Set task - Return each line of the listing that contains the string "運輸通信業".

Material to process -

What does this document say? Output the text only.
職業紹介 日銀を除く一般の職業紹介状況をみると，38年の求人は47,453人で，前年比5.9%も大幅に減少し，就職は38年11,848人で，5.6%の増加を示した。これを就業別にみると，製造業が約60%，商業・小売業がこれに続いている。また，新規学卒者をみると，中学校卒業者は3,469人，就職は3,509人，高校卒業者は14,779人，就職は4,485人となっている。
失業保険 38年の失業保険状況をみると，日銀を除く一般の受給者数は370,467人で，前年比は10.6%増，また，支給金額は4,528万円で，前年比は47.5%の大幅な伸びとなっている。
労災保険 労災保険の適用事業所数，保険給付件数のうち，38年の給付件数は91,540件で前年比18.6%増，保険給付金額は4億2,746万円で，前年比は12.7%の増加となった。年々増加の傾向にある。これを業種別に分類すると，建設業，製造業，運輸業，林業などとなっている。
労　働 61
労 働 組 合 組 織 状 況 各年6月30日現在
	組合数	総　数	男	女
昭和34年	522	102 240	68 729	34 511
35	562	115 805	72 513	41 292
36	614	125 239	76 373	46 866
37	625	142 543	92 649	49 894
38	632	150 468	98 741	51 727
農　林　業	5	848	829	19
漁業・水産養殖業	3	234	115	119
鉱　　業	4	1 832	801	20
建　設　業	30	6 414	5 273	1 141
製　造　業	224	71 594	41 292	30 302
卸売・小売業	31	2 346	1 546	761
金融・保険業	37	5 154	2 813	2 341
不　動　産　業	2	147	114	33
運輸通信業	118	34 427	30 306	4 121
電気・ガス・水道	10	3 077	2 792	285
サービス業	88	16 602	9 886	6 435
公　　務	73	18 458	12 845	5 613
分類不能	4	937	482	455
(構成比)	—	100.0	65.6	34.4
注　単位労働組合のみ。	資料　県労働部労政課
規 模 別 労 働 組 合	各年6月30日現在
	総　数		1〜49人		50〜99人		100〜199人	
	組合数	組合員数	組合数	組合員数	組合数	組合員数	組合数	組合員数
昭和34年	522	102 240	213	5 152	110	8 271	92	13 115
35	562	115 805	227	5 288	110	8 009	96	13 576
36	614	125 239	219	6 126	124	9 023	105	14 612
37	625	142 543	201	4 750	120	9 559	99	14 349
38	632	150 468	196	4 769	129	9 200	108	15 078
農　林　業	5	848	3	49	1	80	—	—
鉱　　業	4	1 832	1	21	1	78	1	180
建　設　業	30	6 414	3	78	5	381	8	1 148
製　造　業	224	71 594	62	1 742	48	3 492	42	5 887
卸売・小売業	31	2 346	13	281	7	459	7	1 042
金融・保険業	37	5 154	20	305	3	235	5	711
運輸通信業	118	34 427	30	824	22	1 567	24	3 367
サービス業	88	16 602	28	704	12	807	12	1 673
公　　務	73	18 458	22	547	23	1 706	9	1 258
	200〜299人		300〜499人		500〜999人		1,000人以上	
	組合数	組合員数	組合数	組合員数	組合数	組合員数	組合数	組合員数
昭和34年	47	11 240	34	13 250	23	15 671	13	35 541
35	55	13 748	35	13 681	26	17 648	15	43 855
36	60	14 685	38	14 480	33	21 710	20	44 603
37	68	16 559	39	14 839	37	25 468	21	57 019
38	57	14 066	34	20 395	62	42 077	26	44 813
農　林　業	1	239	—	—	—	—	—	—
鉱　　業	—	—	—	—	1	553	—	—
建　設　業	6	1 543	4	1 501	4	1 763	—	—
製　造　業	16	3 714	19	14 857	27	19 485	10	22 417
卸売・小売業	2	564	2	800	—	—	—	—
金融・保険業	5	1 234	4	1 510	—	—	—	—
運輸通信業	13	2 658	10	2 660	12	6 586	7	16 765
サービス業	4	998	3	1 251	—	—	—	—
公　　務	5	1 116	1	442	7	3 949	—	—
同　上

Answer for the task -
運輸通信業	118	34 427	30 306	4 121
運輸通信業	118	34 427	30	824	22	1 567	24	3 367
運輸通信業	13	2 658	10	2 660	12	6 586	7	16 765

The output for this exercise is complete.